▶ _Work instructions_
The exercise asks for every line of the data to be reproduced exactly.

[START Material shown]

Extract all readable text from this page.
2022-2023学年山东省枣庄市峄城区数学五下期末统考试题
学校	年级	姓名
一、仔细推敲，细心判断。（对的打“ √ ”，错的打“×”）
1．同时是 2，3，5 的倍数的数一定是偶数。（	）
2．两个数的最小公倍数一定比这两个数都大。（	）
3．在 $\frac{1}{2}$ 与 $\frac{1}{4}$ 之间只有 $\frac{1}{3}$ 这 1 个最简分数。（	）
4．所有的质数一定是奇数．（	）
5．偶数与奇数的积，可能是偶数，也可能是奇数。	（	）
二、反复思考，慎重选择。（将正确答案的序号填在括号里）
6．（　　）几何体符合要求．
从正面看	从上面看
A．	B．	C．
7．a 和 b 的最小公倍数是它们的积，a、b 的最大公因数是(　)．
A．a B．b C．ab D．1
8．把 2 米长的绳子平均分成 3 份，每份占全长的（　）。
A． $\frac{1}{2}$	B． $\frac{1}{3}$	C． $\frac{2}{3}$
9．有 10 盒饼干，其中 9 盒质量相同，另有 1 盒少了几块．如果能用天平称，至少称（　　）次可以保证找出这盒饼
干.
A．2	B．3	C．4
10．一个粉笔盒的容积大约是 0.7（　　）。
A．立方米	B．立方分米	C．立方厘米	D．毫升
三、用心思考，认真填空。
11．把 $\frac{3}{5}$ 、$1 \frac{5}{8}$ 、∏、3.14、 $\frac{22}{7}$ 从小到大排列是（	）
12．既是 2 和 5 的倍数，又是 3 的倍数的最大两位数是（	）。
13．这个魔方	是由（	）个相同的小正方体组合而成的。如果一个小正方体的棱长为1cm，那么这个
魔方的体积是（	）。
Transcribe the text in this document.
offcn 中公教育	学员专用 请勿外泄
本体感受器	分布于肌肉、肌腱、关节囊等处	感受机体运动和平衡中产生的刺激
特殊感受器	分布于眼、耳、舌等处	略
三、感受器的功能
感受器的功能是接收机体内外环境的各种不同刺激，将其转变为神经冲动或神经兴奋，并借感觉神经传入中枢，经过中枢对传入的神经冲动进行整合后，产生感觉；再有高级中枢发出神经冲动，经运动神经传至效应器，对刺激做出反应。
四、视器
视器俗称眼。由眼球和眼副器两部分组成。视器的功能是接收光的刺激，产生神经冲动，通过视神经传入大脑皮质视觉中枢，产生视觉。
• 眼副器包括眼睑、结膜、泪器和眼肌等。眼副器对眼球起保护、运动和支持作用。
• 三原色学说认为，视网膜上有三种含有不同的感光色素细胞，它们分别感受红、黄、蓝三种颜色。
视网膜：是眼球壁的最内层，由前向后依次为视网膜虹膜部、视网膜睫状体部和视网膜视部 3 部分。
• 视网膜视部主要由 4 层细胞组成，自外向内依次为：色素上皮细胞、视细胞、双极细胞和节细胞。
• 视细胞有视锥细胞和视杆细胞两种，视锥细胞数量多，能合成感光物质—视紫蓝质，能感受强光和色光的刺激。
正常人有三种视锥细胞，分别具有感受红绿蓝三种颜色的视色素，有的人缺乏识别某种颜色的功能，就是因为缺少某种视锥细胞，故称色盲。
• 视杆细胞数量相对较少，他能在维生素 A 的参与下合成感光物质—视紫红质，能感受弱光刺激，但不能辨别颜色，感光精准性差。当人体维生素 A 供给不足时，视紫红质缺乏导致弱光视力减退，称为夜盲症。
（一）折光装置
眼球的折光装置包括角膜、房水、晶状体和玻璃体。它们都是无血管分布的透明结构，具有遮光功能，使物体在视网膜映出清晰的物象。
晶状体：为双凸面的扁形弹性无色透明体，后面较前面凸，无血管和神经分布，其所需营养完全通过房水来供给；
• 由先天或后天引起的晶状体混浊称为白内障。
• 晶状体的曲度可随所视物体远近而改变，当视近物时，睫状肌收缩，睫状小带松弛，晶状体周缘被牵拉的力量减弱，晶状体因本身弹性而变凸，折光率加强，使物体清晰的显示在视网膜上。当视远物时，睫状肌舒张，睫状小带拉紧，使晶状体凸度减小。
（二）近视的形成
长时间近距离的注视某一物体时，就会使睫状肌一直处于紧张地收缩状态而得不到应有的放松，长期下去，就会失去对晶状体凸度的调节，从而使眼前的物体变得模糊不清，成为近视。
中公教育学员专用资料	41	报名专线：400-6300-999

[END Material shown]

▶ _Response to this exercise_
Extract all readable text from this page.
2022-2023学年山东省枣庄市峄城区数学五下期末统考试题
学校	年级	姓名
一、仔细推敲，细心判断。（对的打“ √ ”，错的打“×”）
1．同时是 2，3，5 的倍数的数一定是偶数。（	）
2．两个数的最小公倍数一定比这两个数都大。（	）
3．在 $\frac{1}{2}$ 与 $\frac{1}{4}$ 之间只有 $\frac{1}{3}$ 这 1 个最简分数。（	）
4．所有的质数一定是奇数．（	）
5．偶数与奇数的积，可能是偶数，也可能是奇数。	（	）
二、反复思考，慎重选择。（将正确答案的序号填在括号里）
6．（　　）几何体符合要求．
从正面看	从上面看
A．	B．	C．
7．a 和 b 的最小公倍数是它们的积，a、b 的最大公因数是(　)．
A．a B．b C．ab D．1
8．把 2 米长的绳子平均分成 3 份，每份占全长的（　）。
A． $\frac{1}{2}$	B． $\frac{1}{3}$	C． $\frac{2}{3}$
9．有 10 盒饼干，其中 9 盒质量相同，另有 1 盒少了几块．如果能用天平称，至少称（　　）次可以保证找出这盒饼
干.
A．2	B．3	C．4
10．一个粉笔盒的容积大约是 0.7（　　）。
A．立方米	B．立方分米	C．立方厘米	D．毫升
三、用心思考，认真填空。
11．把 $\frac{3}{5}$ 、$1 \frac{5}{8}$ 、∏、3.14、 $\frac{22}{7}$ 从小到大排列是（	）
12．既是 2 和 5 的倍数，又是 3 的倍数的最大两位数是（	）。
13．这个魔方	是由（	）个相同的小正方体组合而成的。如果一个小正方体的棱长为1cm，那么这个
魔方的体积是（	）。
Transcribe the text in this document.
offcn 中公教育	学员专用 请勿外泄
本体感受器	分布于肌肉、肌腱、关节囊等处	感受机体运动和平衡中产生的刺激
特殊感受器	分布于眼、耳、舌等处	略
三、感受器的功能
感受器的功能是接收机体内外环境的各种不同刺激，将其转变为神经冲动或神经兴奋，并借感觉神经传入中枢，经过中枢对传入的神经冲动进行整合后，产生感觉；再有高级中枢发出神经冲动，经运动神经传至效应器，对刺激做出反应。
四、视器
视器俗称眼。由眼球和眼副器两部分组成。视器的功能是接收光的刺激，产生神经冲动，通过视神经传入大脑皮质视觉中枢，产生视觉。
• 眼副器包括眼睑、结膜、泪器和眼肌等。眼副器对眼球起保护、运动和支持作用。
• 三原色学说认为，视网膜上有三种含有不同的感光色素细胞，它们分别感受红、黄、蓝三种颜色。
视网膜：是眼球壁的最内层，由前向后依次为视网膜虹膜部、视网膜睫状体部和视网膜视部 3 部分。
• 视网膜视部主要由 4 层细胞组成，自外向内依次为：色素上皮细胞、视细胞、双极细胞和节细胞。
• 视细胞有视锥细胞和视杆细胞两种，视锥细胞数量多，能合成感光物质—视紫蓝质，能感受强光和色光的刺激。
正常人有三种视锥细胞，分别具有感受红绿蓝三种颜色的视色素，有的人缺乏识别某种颜色的功能，就是因为缺少某种视锥细胞，故称色盲。
• 视杆细胞数量相对较少，他能在维生素 A 的参与下合成感光物质—视紫红质，能感受弱光刺激，但不能辨别颜色，感光精准性差。当人体维生素 A 供给不足时，视紫红质缺乏导致弱光视力减退，称为夜盲症。
（一）折光装置
眼球的折光装置包括角膜、房水、晶状体和玻璃体。它们都是无血管分布的透明结构，具有遮光功能，使物体在视网膜映出清晰的物象。
晶状体：为双凸面的扁形弹性无色透明体，后面较前面凸，无血管和神经分布，其所需营养完全通过房水来供给；
• 由先天或后天引起的晶状体混浊称为白内障。
• 晶状体的曲度可随所视物体远近而改变，当视近物时，睫状肌收缩，睫状小带松弛，晶状体周缘被牵拉的力量减弱，晶状体因本身弹性而变凸，折光率加强，使物体清晰的显示在视网膜上。当视远物时，睫状肌舒张，睫状小带拉紧，使晶状体凸度减小。
（二）近视的形成
长时间近距离的注视某一物体时，就会使睫状肌一直处于紧张地收缩状态而得不到应有的放松，长期下去，就会失去对晶状体凸度的调节，从而使眼前的物体变得模糊不清，成为近视。
中公教育学员专用资料	41	报名专线：400-6300-999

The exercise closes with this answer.